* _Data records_
## start

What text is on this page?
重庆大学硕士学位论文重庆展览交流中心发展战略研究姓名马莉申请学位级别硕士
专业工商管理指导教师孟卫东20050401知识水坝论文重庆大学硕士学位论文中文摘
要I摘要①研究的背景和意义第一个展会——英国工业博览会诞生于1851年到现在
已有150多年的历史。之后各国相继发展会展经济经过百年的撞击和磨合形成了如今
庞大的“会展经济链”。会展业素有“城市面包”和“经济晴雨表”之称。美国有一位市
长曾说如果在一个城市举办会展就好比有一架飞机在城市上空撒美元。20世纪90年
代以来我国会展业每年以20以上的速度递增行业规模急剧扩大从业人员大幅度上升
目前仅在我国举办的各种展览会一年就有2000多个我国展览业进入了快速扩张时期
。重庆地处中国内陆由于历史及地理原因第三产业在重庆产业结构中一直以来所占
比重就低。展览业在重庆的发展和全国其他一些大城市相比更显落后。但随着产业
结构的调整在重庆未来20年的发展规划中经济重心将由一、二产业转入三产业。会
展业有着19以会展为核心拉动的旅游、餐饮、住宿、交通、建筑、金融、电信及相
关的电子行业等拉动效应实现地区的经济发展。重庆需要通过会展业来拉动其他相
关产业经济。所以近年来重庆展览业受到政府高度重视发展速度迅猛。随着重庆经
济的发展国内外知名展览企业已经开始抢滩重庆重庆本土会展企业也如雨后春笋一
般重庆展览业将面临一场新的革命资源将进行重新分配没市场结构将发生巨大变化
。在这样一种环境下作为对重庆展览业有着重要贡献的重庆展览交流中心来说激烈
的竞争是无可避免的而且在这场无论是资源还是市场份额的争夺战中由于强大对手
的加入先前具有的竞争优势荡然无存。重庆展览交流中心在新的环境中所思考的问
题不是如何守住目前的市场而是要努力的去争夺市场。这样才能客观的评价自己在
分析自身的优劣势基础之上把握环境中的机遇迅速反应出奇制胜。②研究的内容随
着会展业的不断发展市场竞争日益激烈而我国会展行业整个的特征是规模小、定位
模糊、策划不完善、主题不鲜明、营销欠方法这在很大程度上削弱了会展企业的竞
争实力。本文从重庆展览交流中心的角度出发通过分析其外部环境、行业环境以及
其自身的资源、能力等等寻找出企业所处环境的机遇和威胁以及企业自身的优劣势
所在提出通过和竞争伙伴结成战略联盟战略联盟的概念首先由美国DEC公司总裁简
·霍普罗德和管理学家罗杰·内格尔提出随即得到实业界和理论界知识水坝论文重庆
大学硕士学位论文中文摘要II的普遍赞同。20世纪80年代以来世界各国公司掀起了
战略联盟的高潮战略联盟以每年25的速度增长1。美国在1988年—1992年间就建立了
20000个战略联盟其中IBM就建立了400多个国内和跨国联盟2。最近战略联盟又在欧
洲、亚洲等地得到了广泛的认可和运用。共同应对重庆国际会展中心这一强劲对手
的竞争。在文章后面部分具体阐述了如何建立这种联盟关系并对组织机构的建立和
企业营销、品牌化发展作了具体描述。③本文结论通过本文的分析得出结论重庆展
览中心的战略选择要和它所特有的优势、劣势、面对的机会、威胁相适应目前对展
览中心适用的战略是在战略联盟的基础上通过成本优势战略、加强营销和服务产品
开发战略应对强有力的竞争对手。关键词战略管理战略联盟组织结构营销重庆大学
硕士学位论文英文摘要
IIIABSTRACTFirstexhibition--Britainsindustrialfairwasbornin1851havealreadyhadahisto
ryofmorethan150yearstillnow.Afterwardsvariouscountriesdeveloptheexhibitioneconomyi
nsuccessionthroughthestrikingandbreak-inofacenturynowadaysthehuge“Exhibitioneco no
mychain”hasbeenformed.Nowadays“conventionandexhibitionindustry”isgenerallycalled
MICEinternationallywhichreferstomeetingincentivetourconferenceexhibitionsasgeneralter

## end

* _WHAT IS EXPECTED_
Retype the whole listing above exactly.

* _SOLUTION_
What text is on this page?
重庆大学硕士学位论文重庆展览交流中心发展战略研究姓名马莉申请学位级别硕士
专业工商管理指导教师孟卫东20050401知识水坝论文重庆大学硕士学位论文中文摘
要I摘要①研究的背景和意义第一个展会——英国工业博览会诞生于1851年到现在
已有150多年的历史。之后各国相继发展会展经济经过百年的撞击和磨合形成了如今
庞大的“会展经济链”。会展业素有“城市面包”和“经济晴雨表”之称。美国有一位市
长曾说如果在一个城市举办会展就好比有一架飞机在城市上空撒美元。20世纪90年
代以来我国会展业每年以20以上的速度递增行业规模急剧扩大从业人员大幅度上升
目前仅在我国举办的各种展览会一年就有2000多个我国展览业进入了快速扩张时期
。重庆地处中国内陆由于历史及地理原因第三产业在重庆产业结构中一直以来所占
比重就低。展览业在重庆的发展和全国其他一些大城市相比更显落后。但随着产业
结构的调整在重庆未来20年的发展规划中经济重心将由一、二产业转入三产业。会
展业有着19以会展为核心拉动的旅游、餐饮、住宿、交通、建筑、金融、电信及相
关的电子行业等拉动效应实现地区的经济发展。重庆需要通过会展业来拉动其他相
关产业经济。所以近年来重庆展览业受到政府高度重视发展速度迅猛。随着重庆经
济的发展国内外知名展览企业已经开始抢滩重庆重庆本土会展企业也如雨后春笋一
般重庆展览业将面临一场新的革命资源将进行重新分配没市场结构将发生巨大变化
。在这样一种环境下作为对重庆展览业有着重要贡献的重庆展览交流中心来说激烈
的竞争是无可避免的而且在这场无论是资源还是市场份额的争夺战中由于强大对手
的加入先前具有的竞争优势荡然无存。重庆展览交流中心在新的环境中所思考的问
题不是如何守住目前的市场而是要努力的去争夺市场。这样才能客观的评价自己在
分析自身的优劣势基础之上把握环境中的机遇迅速反应出奇制胜。②研究的内容随
着会展业的不断发展市场竞争日益激烈而我国会展行业整个的特征是规模小、定位
模糊、策划不完善、主题不鲜明、营销欠方法这在很大程度上削弱了会展企业的竞
争实力。本文从重庆展览交流中心的角度出发通过分析其外部环境、行业环境以及
其自身的资源、能力等等寻找出企业所处环境的机遇和威胁以及企业自身的优劣势
所在提出通过和竞争伙伴结成战略联盟战略联盟的概念首先由美国DEC公司总裁简
·霍普罗德和管理学家罗杰·内格尔提出随即得到实业界和理论界知识水坝论文重庆
大学硕士学位论文中文摘要II的普遍赞同。20世纪80年代以来世界各国公司掀起了
战略联盟的高潮战略联盟以每年25的速度增长1。美国在1988年—1992年间就建立了
20000个战略联盟其中IBM就建立了400多个国内和跨国联盟2。最近战略联盟又在欧
洲、亚洲等地得到了广泛的认可和运用。共同应对重庆国际会展中心这一强劲对手
的竞争。在文章后面部分具体阐述了如何建立这种联盟关系并对组织机构的建立和
企业营销、品牌化发展作了具体描述。③本文结论通过本文的分析得出结论重庆展
览中心的战略选择要和它所特有的优势、劣势、面对的机会、威胁相适应目前对展
览中心适用的战略是在战略联盟的基础上通过成本优势战略、加强营销和服务产品
开发战略应对强有力的竞争对手。关键词战略管理战略联盟组织结构营销重庆大学
硕士学位论文英文摘要
IIIABSTRACTFirstexhibition--Britainsindustrialfairwasbornin1851havealreadyhadahisto
ryofmorethan150yearstillnow.Afterwardsvariouscountriesdeveloptheexhibitioneconomyi
nsuccessionthroughthestrikingandbreak-inofacenturynowadaysthehuge“Exhibitioneco no
mychain”hasbeenformed.Nowadays“conventionandexhibitionindustry”isgenerallycalled
MICEinternationallywhichreferstomeetingincentivetourconferenceexhibitionsasgeneralter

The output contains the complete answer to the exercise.